▶ _Work to be completed_: Pick out all lines with the word "conductivity" from the records that follow.

▶ _Material for this exercise_:
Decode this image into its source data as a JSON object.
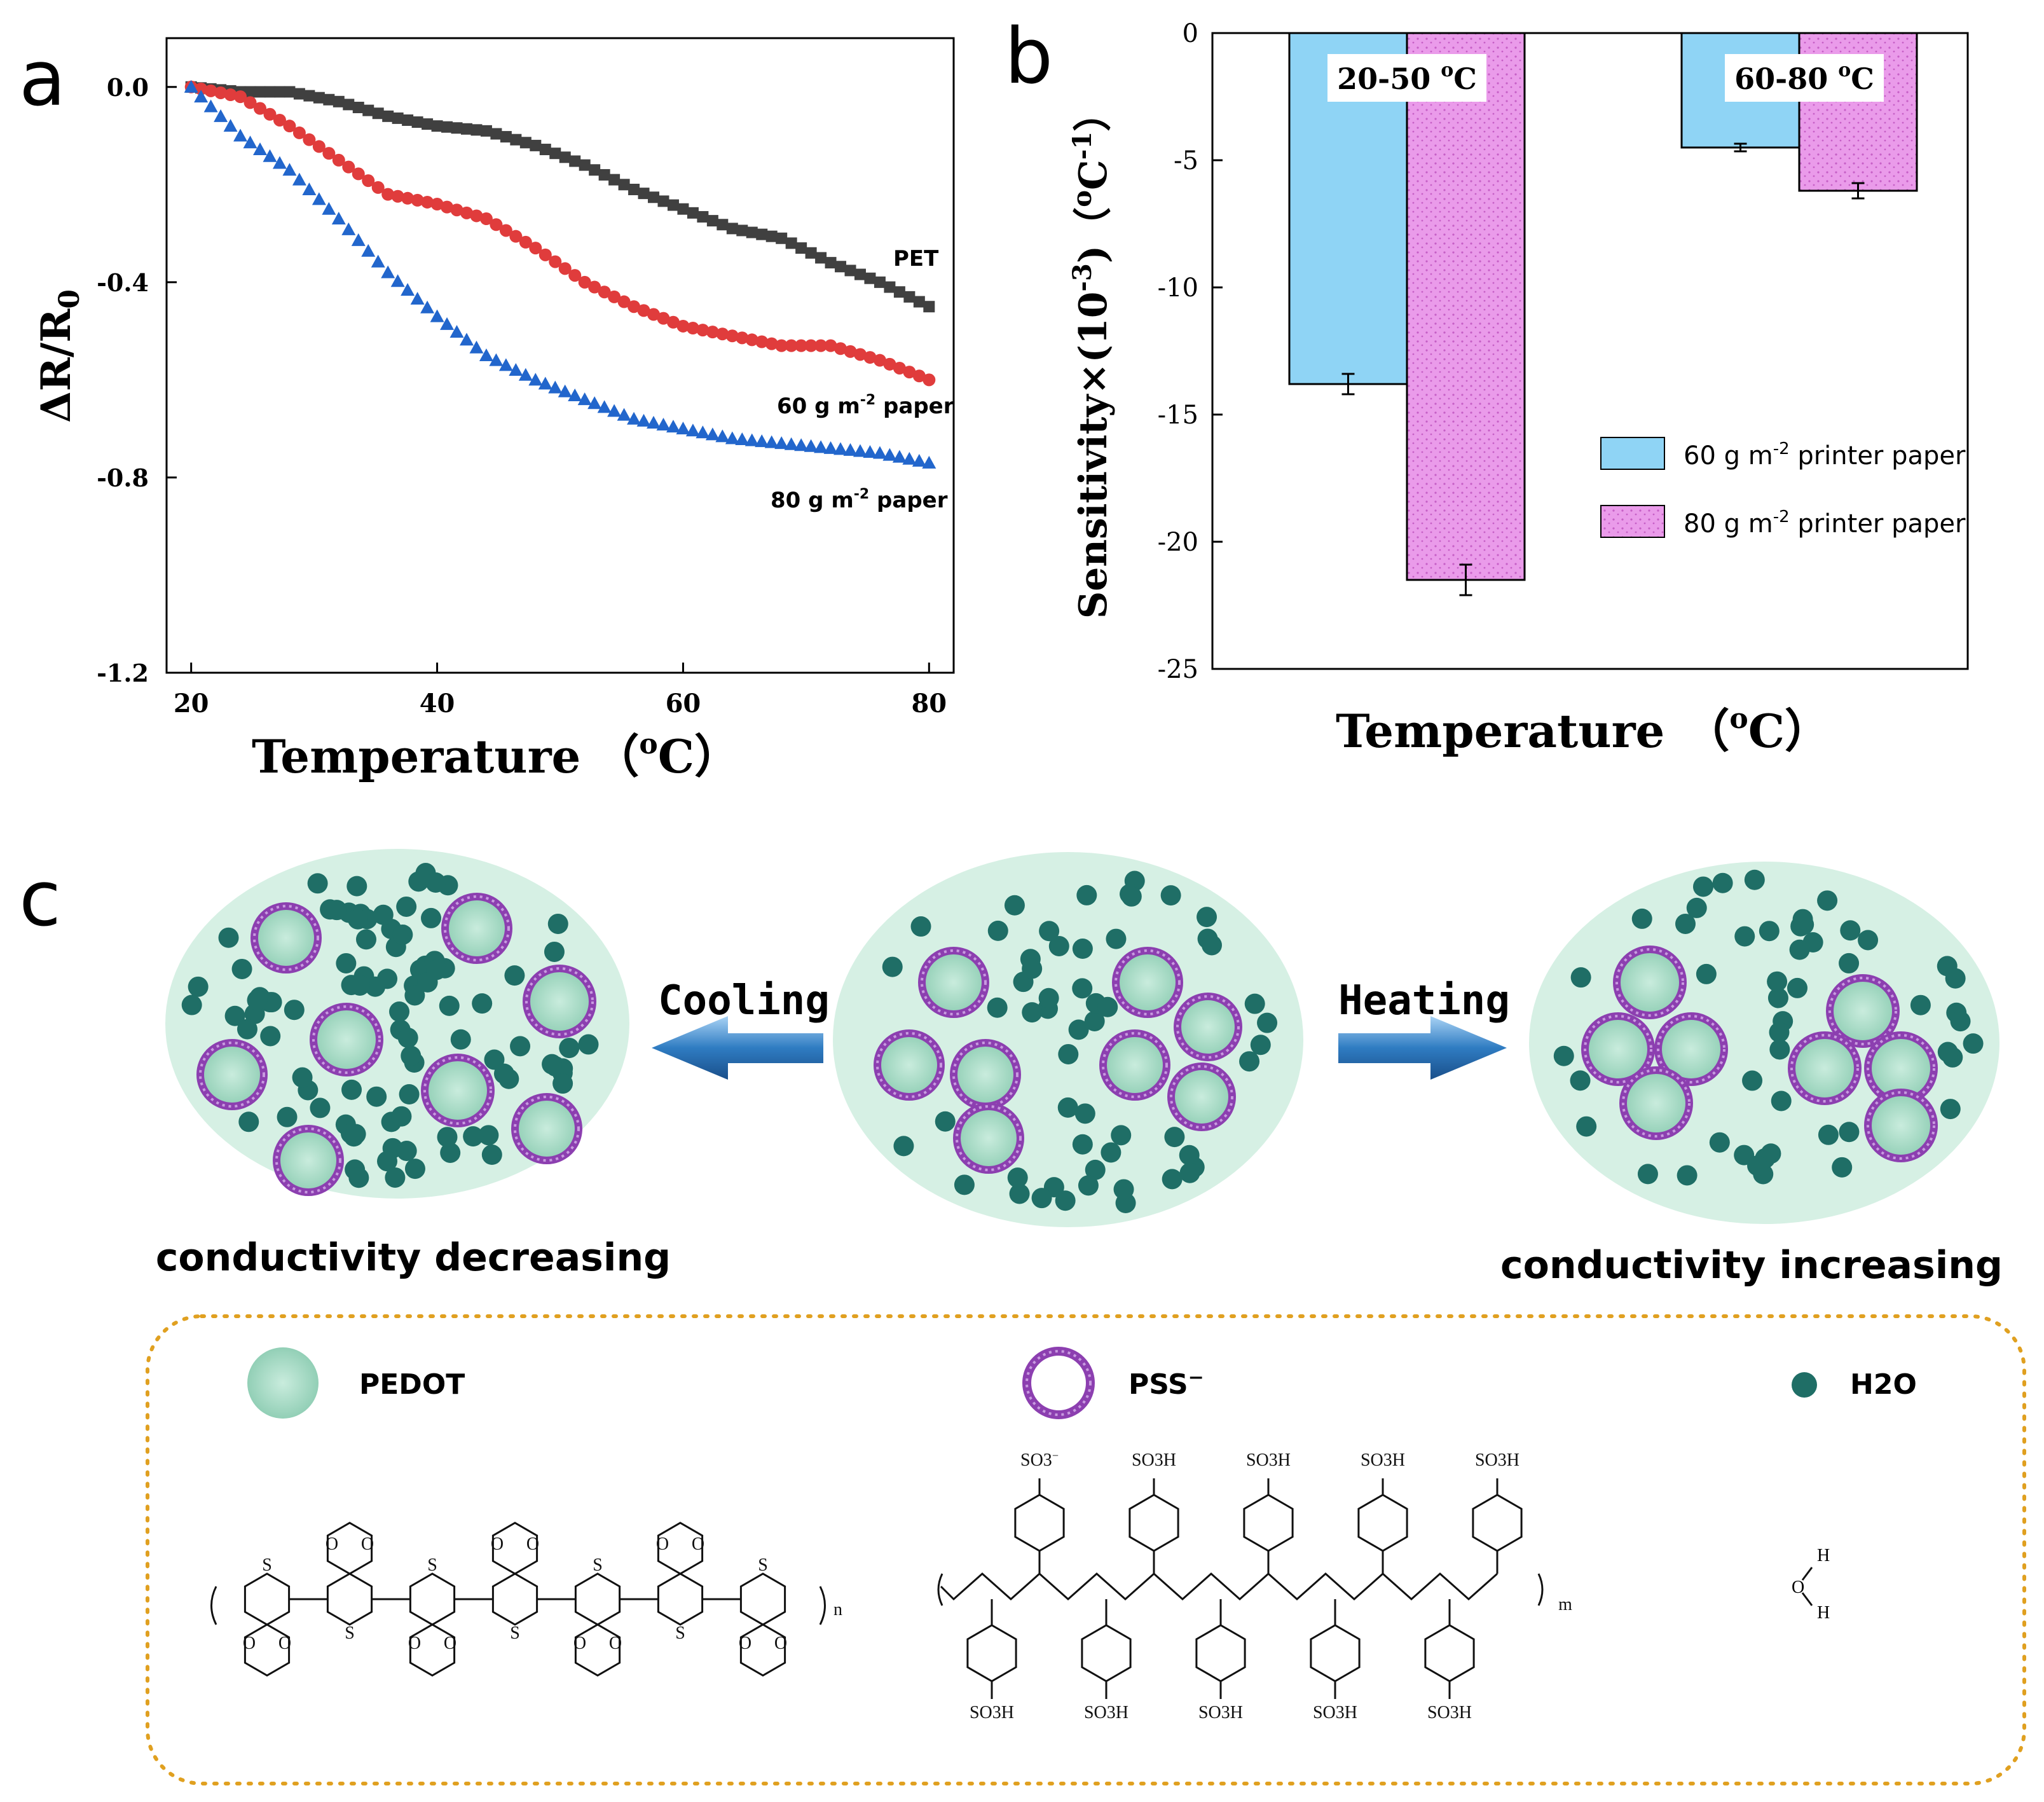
{
  "panels": {
    "a": "a",
    "b": "b",
    "c": "c"
  },
  "chart_data": [
    {
      "type": "scatter",
      "xlabel": "Temperature",
      "xunit": "°C",
      "ylabel": "ΔR/R0",
      "xlim": [
        18,
        82
      ],
      "ylim": [
        -1.2,
        0.1
      ],
      "xticks": [
        20,
        40,
        60,
        80
      ],
      "yticks": [
        0.0,
        -0.4,
        -0.8,
        -1.2
      ],
      "ytick_labels": [
        "0.0",
        "-0.4",
        "-0.8",
        "-1.2"
      ],
      "series": [
        {
          "name": "PET",
          "label": "PET",
          "marker": "square",
          "color": "#404040",
          "x": [
            20,
            24,
            28,
            32,
            36,
            40,
            44,
            48,
            52,
            56,
            60,
            64,
            68,
            72,
            76,
            80
          ],
          "y": [
            0.0,
            -0.01,
            -0.01,
            -0.03,
            -0.06,
            -0.08,
            -0.09,
            -0.12,
            -0.16,
            -0.21,
            -0.25,
            -0.29,
            -0.31,
            -0.36,
            -0.4,
            -0.45
          ]
        },
        {
          "name": "60 g m-2 paper",
          "label_main": "60 g m",
          "label_sup": "-2",
          "label_tail": " paper",
          "marker": "circle",
          "color": "#e03c3c",
          "x": [
            20,
            24,
            28,
            32,
            36,
            40,
            44,
            48,
            52,
            56,
            60,
            64,
            68,
            72,
            76,
            80
          ],
          "y": [
            0.0,
            -0.02,
            -0.08,
            -0.15,
            -0.22,
            -0.24,
            -0.27,
            -0.33,
            -0.4,
            -0.45,
            -0.49,
            -0.51,
            -0.53,
            -0.53,
            -0.56,
            -0.6
          ]
        },
        {
          "name": "80 g m-2 paper",
          "label_main": "80 g m",
          "label_sup": "-2",
          "label_tail": " paper",
          "marker": "triangle",
          "color": "#2266cc",
          "x": [
            20,
            24,
            28,
            32,
            36,
            40,
            44,
            48,
            52,
            56,
            60,
            64,
            68,
            72,
            76,
            80
          ],
          "y": [
            0.0,
            -0.1,
            -0.17,
            -0.27,
            -0.38,
            -0.47,
            -0.55,
            -0.6,
            -0.64,
            -0.68,
            -0.7,
            -0.72,
            -0.73,
            -0.74,
            -0.75,
            -0.77
          ]
        }
      ]
    },
    {
      "type": "bar",
      "xlabel": "Temperature",
      "xunit": "°C",
      "ylabel": "Sensitivity×(10-3)(°C-1)",
      "ylim": [
        -25,
        0
      ],
      "yticks": [
        0,
        -5,
        -10,
        -15,
        -20,
        -25
      ],
      "categories": [
        "20-50 oC",
        "60-80 oC"
      ],
      "category_labels": [
        "20-50 ",
        "60-80 "
      ],
      "series": [
        {
          "name": "60 g m-2 printer paper",
          "label_main": "60 g m",
          "label_sup": "-2",
          "label_tail": " printer paper",
          "color": "#8fd4f5",
          "values": [
            -13.8,
            -4.5
          ],
          "errors": [
            0.4,
            0.15
          ]
        },
        {
          "name": "80 g m-2 printer paper",
          "label_main": "80 g m",
          "label_sup": "-2",
          "label_tail": " printer paper",
          "color": "#ea9bea",
          "values": [
            -21.5,
            -6.2
          ],
          "errors": [
            0.6,
            0.3
          ]
        }
      ]
    }
  ],
  "diagram": {
    "cooling": "Cooling",
    "heating": "Heating",
    "cond_decreasing": "conductivity decreasing",
    "cond_increasing": "conductivity increasing",
    "legend": {
      "pedot": "PEDOT",
      "pss": "PSS",
      "pss_sup": "−",
      "h2o": "H2O"
    },
    "pedot_n": "n",
    "pss_m": "m",
    "so3h": "SO3H",
    "so3_minus": "SO3",
    "water_h": "H",
    "water_o": "O",
    "sulfur": "S",
    "oxygen": "O"
  },
  "colors": {
    "oval": "#d6f0e4",
    "water": "#1f6e66",
    "pedot": "#a8dcc8",
    "pss": "#8c3fb0",
    "arrow": "#2f7cc2",
    "dashed_border": "#e0a020"
  }
}
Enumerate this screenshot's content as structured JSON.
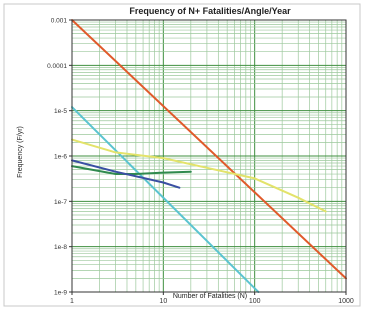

▶ _Response_:
    "cond_decreasing": "conductivity decreasing",
    "cond_increasing": "conductivity increasing",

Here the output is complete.